(Data entries)
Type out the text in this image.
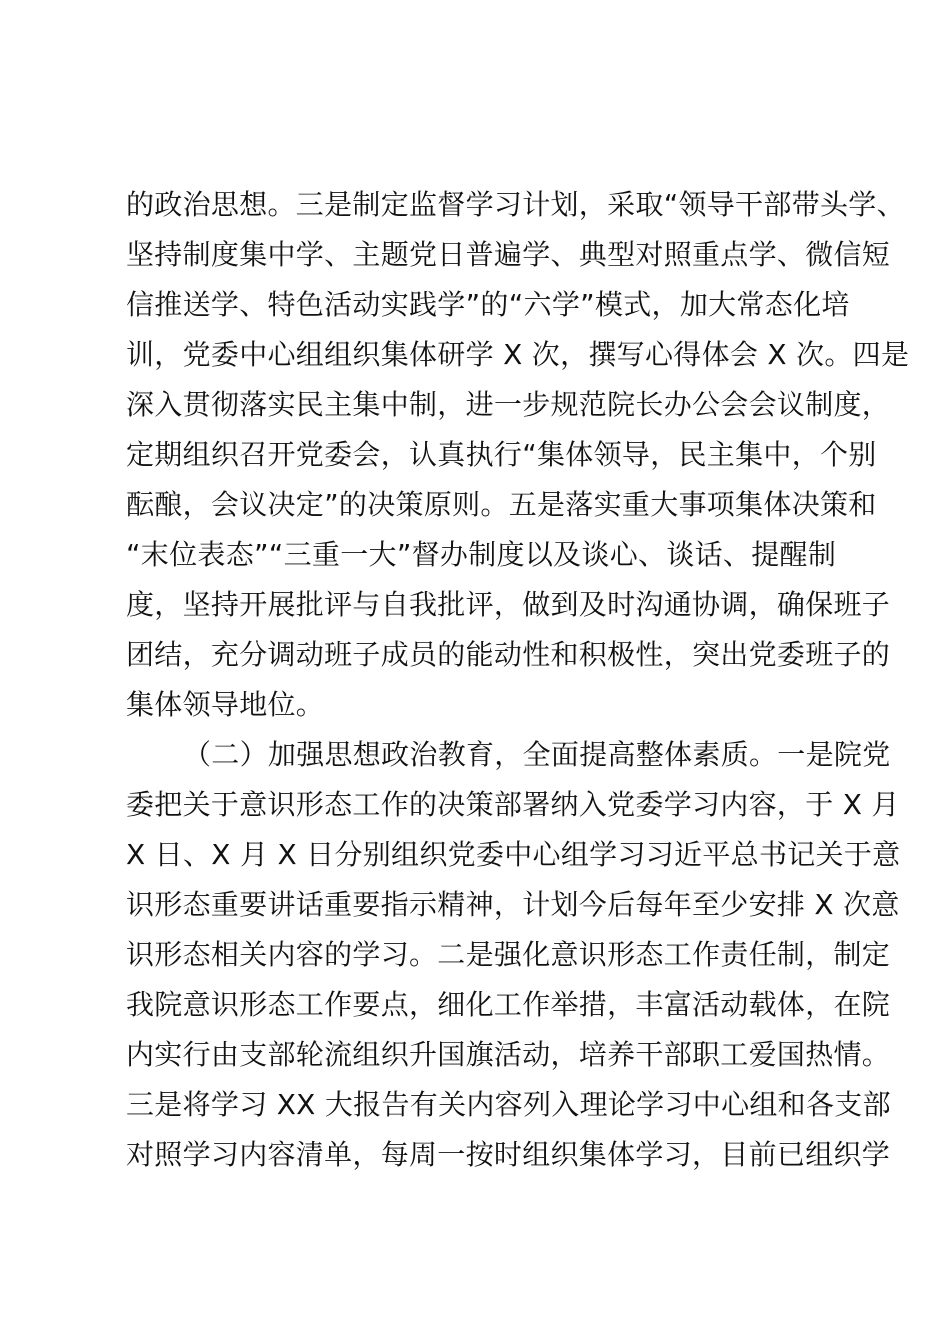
的政治思想。三是制定监督学习计划，采取“领导干部带头学、
坚持制度集中学、主题党日普遍学、典型对照重点学、微信短
信推送学、特色活动实践学”的“六学”模式，加大常态化培
训，党委中心组组织集体研学 X 次，撰写心得体会 X 次。四是
深入贯彻落实民主集中制，进一步规范院长办公会会议制度，
定期组织召开党委会，认真执行“集体领导，民主集中，个别
酝酿，会议决定”的决策原则。五是落实重大事项集体决策和
“末位表态”“三重一大”督办制度以及谈心、谈话、提醒制
度，坚持开展批评与自我批评，做到及时沟通协调，确保班子
团结，充分调动班子成员的能动性和积极性，突出党委班子的
集体领导地位。
（二）加强思想政治教育，全面提高整体素质。一是院党
委把关于意识形态工作的决策部署纳入党委学习内容，于 X 月
X 日、X 月 X 日分别组织党委中心组学习习近平总书记关于意
识形态重要讲话重要指示精神，计划今后每年至少安排 X 次意
识形态相关内容的学习。二是强化意识形态工作责任制，制定
我院意识形态工作要点，细化工作举措，丰富活动载体，在院
内实行由支部轮流组织升国旗活动，培养干部职工爱国热情。
三是将学习 XX 大报告有关内容列入理论学习中心组和各支部
对照学习内容清单，每周一按时组织集体学习，目前已组织学
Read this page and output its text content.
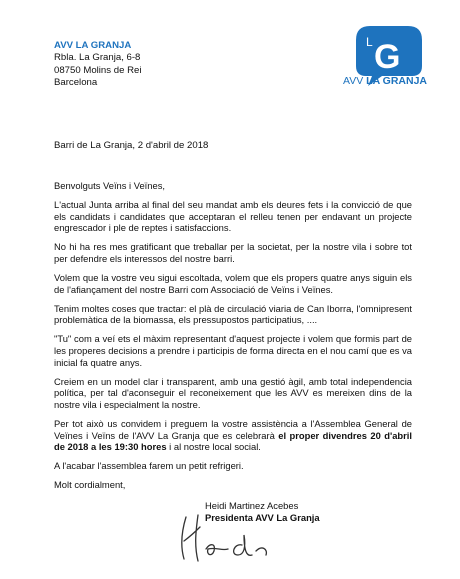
AVV LA GRANJA
Rbla. La Granja, 6-8
08750 Molins de Rei
Barcelona
L G
AVV LA GRANJA
Barri de La Granja, 2 d'abril de 2018

Benvolguts Veïns i Veïnes,

L'actual Junta arriba al final del seu mandat amb els deures fets i la convicció de que els candidats i candidates que acceptaran el relleu tenen per endavant un projecte engrescador i ple de reptes i satisfaccions.

No hi ha res mes gratificant que treballar per la societat, per la nostre vila i sobre tot per defendre els interessos del nostre barri.

Volem que la vostre veu sigui escoltada, volem que els propers quatre anys siguin els de l'afiançament del nostre Barri com Associació de Veïns i Veïnes.

Tenim moltes coses que tractar: el plà de circulació viaria de Can Iborra, l'omnipresent problemàtica de la biomassa, els pressupostos participatius, ....

"Tu" com a veí ets el màxim representant d'aquest projecte i volem que formis part de les properes decisions a prendre i participis de forma directa en el nou camí que es va inicial fa quatre anys.

Creiem en un model clar i transparent, amb una gestió àgil, amb total independencia política, per tal d'aconseguir el reconeixement que les AVV es mereixen dins de la nostre vila i especialment la nostre.

Per tot això us convidem i preguem la vostre assistència a l'Assemblea General de Veïnes i Veïns de l'AVV La Granja que es celebrarà el proper divendres 20 d'abril de 2018 a les 19:30 hores i al nostre local social.

A l'acabar l'assemblea farem un petit refrigeri.

Molt cordialment,

Heidi Martinez Acebes
Presidenta AVV La Granja
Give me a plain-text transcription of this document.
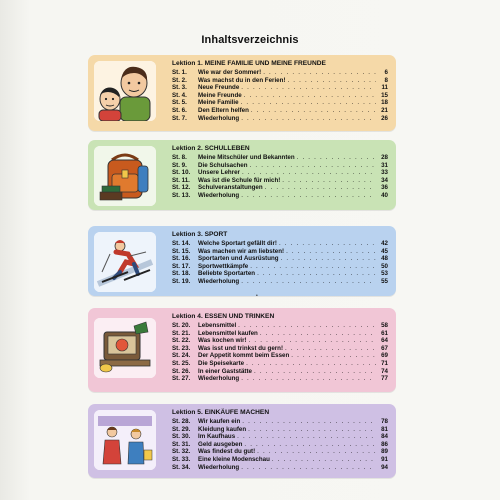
Inhaltsverzeichnis
Lektion 1. MEINE FAMILIE UND MEINE FREUNDE
St. 1.	Wie war der Sommer! . . .	6
St. 2.	Was machst du in den Ferien! . . .	8
St. 3.	Neue Freunde . . .	11
St. 4.	Meine Freunde . . .	15
St. 5.	Meine Familie . . .	18
St. 6.	Den Eltern helfen . . .	21
St. 7.	Wiederholung . . .	26
Lektion 2. SCHULLEBEN
St. 8.	Meine Mitschüler und Bekannten . . .	28
St. 9.	Die Schulsachen . . .	31
St. 10.	Unsere Lehrer . . .	33
St. 11.	Was ist die Schule für mich! . . .	34
St. 12.	Schulveranstaltungen . . .	36
St. 13.	Wiederholung . . .	40
Lektion 3. SPORT
St. 14.	Welche Sportart gefällt dir! . . .	42
St. 15.	Was machen wir am liebsten! . . .	45
St. 16.	Sportarten und Ausrüstung . . .	48
St. 17.	Sportwettkämpfe . . .	50
St. 18.	Beliebte Sportarten . . .	53
St. 19.	Wiederholung . . .	55
•
Lektion 4. ESSEN UND TRINKEN
St. 20.	Lebensmittel . . .	58
St. 21.	Lebensmittel kaufen . . .	61
St. 22.	Was kochen wir! . . .	64
St. 23.	Was isst und trinkst du gern! . . .	67
St. 24.	Der Appetit kommt beim Essen . . .	69
St. 25.	Die Speisekarte . . .	71
St. 26.	In einer Gaststätte . . .	74
St. 27.	Wiederholung . . .	77
Lektion 5. EINKÄUFE MACHEN
St. 28.	Wir kaufen ein . . .	78
St. 29.	Kleidung kaufen . . .	81
St. 30.	Im Kaufhaus . . .	84
St. 31.	Geld ausgeben . . .	86
St. 32.	Was findest du gut! . . .	89
St. 33.	Eine kleine Modenschau . . .	91
St. 34.	Wiederholung . . .	94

TASK GOAL
Reproduce every line from the entries that holds the word "text".

CORRECT ANSWER
Type out the text in this image.
Read this page and output its text content.
Give me a plain-text transcription of this document.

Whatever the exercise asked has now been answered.